(A run of records)
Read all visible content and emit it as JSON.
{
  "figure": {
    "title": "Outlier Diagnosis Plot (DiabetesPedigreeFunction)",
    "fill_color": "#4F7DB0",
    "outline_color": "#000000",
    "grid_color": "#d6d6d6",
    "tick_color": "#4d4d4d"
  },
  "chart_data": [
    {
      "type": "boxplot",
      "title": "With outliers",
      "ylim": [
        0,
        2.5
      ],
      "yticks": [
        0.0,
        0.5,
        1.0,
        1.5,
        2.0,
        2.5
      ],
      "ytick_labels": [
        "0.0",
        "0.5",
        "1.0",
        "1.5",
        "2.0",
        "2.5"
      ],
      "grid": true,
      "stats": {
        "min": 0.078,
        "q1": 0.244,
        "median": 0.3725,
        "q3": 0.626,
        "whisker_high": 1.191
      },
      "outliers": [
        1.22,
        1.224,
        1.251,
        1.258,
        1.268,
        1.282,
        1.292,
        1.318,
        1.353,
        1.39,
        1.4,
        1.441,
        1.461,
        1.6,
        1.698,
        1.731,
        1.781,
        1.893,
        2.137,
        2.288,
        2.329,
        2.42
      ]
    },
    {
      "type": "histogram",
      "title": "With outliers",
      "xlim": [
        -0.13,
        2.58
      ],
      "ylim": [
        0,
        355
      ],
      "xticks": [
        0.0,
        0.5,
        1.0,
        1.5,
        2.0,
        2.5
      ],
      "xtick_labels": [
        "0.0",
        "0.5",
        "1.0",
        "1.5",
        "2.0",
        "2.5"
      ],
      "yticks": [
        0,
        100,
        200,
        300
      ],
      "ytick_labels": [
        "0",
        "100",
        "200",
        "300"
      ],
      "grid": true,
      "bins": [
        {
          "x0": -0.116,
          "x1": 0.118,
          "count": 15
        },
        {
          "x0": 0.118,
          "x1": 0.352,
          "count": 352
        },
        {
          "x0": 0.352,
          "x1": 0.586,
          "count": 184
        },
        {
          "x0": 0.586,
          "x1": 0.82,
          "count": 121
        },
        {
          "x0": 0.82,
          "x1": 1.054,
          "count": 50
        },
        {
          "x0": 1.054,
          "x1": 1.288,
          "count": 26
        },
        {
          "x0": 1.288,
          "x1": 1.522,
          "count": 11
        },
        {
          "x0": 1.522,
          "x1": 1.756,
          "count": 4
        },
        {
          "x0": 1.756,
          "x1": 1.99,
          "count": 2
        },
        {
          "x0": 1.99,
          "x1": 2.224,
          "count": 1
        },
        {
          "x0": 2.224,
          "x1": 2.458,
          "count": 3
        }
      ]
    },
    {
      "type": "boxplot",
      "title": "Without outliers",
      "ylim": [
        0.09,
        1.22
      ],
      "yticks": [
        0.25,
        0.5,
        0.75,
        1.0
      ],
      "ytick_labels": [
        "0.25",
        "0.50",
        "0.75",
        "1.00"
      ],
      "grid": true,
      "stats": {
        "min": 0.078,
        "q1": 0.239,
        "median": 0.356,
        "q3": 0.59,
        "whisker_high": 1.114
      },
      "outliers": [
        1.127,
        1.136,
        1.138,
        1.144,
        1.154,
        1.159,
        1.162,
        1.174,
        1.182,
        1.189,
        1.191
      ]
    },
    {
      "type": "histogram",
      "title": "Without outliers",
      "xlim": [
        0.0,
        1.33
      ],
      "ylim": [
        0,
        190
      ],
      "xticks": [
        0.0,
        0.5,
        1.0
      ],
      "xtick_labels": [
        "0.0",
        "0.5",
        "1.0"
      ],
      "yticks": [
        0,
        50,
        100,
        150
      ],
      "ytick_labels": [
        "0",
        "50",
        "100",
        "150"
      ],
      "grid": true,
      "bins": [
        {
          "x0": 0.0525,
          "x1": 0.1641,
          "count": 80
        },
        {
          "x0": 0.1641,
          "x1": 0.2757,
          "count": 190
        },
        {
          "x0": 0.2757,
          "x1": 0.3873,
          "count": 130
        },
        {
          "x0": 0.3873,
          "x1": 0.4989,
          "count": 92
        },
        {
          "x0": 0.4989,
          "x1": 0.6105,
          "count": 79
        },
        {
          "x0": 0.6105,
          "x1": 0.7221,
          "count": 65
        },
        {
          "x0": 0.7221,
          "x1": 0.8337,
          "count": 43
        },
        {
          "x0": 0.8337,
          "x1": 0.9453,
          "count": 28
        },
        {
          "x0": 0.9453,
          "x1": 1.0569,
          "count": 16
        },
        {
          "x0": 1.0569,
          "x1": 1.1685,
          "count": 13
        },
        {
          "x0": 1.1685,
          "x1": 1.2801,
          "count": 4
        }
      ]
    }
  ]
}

* Stated goal
Retype all of the material above with every character intact.

* Final result
Read all visible content and emit it as JSON.
{
  "figure": {
    "title": "Outlier Diagnosis Plot (DiabetesPedigreeFunction)",
    "fill_color": "#4F7DB0",
    "outline_color": "#000000",
    "grid_color": "#d6d6d6",
    "tick_color": "#4d4d4d"
  },
  "chart_data": [
    {
      "type": "boxplot",
      "title": "With outliers",
      "ylim": [
        0,
        2.5
      ],
      "yticks": [
        0.0,
        0.5,
        1.0,
        1.5,
        2.0,
        2.5
      ],
      "ytick_labels": [
        "0.0",
        "0.5",
        "1.0",
        "1.5",
        "2.0",
        "2.5"
      ],
      "grid": true,
      "stats": {
        "min": 0.078,
        "q1": 0.244,
        "median": 0.3725,
        "q3": 0.626,
        "whisker_high": 1.191
      },
      "outliers": [
        1.22,
        1.224,
        1.251,
        1.258,
        1.268,
        1.282,
        1.292,
        1.318,
        1.353,
        1.39,
        1.4,
        1.441,
        1.461,
        1.6,
        1.698,
        1.731,
        1.781,
        1.893,
        2.137,
        2.288,
        2.329,
        2.42
      ]
    },
    {
      "type": "histogram",
      "title": "With outliers",
      "xlim": [
        -0.13,
        2.58
      ],
      "ylim": [
        0,
        355
      ],
      "xticks": [
        0.0,
        0.5,
        1.0,
        1.5,
        2.0,
        2.5
      ],
      "xtick_labels": [
        "0.0",
        "0.5",
        "1.0",
        "1.5",
        "2.0",
        "2.5"
      ],
      "yticks": [
        0,
        100,
        200,
        300
      ],
      "ytick_labels": [
        "0",
        "100",
        "200",
        "300"
      ],
      "grid": true,
      "bins": [
        {
          "x0": -0.116,
          "x1": 0.118,
          "count": 15
        },
        {
          "x0": 0.118,
          "x1": 0.352,
          "count": 352
        },
        {
          "x0": 0.352,
          "x1": 0.586,
          "count": 184
        },
        {
          "x0": 0.586,
          "x1": 0.82,
          "count": 121
        },
        {
          "x0": 0.82,
          "x1": 1.054,
          "count": 50
        },
        {
          "x0": 1.054,
          "x1": 1.288,
          "count": 26
        },
        {
          "x0": 1.288,
          "x1": 1.522,
          "count": 11
        },
        {
          "x0": 1.522,
          "x1": 1.756,
          "count": 4
        },
        {
          "x0": 1.756,
          "x1": 1.99,
          "count": 2
        },
        {
          "x0": 1.99,
          "x1": 2.224,
          "count": 1
        },
        {
          "x0": 2.224,
          "x1": 2.458,
          "count": 3
        }
      ]
    },
    {
      "type": "boxplot",
      "title": "Without outliers",
      "ylim": [
        0.09,
        1.22
      ],
      "yticks": [
        0.25,
        0.5,
        0.75,
        1.0
      ],
      "ytick_labels": [
        "0.25",
        "0.50",
        "0.75",
        "1.00"
      ],
      "grid": true,
      "stats": {
        "min": 0.078,
        "q1": 0.239,
        "median": 0.356,
        "q3": 0.59,
        "whisker_high": 1.114
      },
      "outliers": [
        1.127,
        1.136,
        1.138,
        1.144,
        1.154,
        1.159,
        1.162,
        1.174,
        1.182,
        1.189,
        1.191
      ]
    },
    {
      "type": "histogram",
      "title": "Without outliers",
      "xlim": [
        0.0,
        1.33
      ],
      "ylim": [
        0,
        190
      ],
      "xticks": [
        0.0,
        0.5,
        1.0
      ],
      "xtick_labels": [
        "0.0",
        "0.5",
        "1.0"
      ],
      "yticks": [
        0,
        50,
        100,
        150
      ],
      "ytick_labels": [
        "0",
        "50",
        "100",
        "150"
      ],
      "grid": true,
      "bins": [
        {
          "x0": 0.0525,
          "x1": 0.1641,
          "count": 80
        },
        {
          "x0": 0.1641,
          "x1": 0.2757,
          "count": 190
        },
        {
          "x0": 0.2757,
          "x1": 0.3873,
          "count": 130
        },
        {
          "x0": 0.3873,
          "x1": 0.4989,
          "count": 92
        },
        {
          "x0": 0.4989,
          "x1": 0.6105,
          "count": 79
        },
        {
          "x0": 0.6105,
          "x1": 0.7221,
          "count": 65
        },
        {
          "x0": 0.7221,
          "x1": 0.8337,
          "count": 43
        },
        {
          "x0": 0.8337,
          "x1": 0.9453,
          "count": 28
        },
        {
          "x0": 0.9453,
          "x1": 1.0569,
          "count": 16
        },
        {
          "x0": 1.0569,
          "x1": 1.1685,
          "count": 13
        },
        {
          "x0": 1.1685,
          "x1": 1.2801,
          "count": 4
        }
      ]
    }
  ]
}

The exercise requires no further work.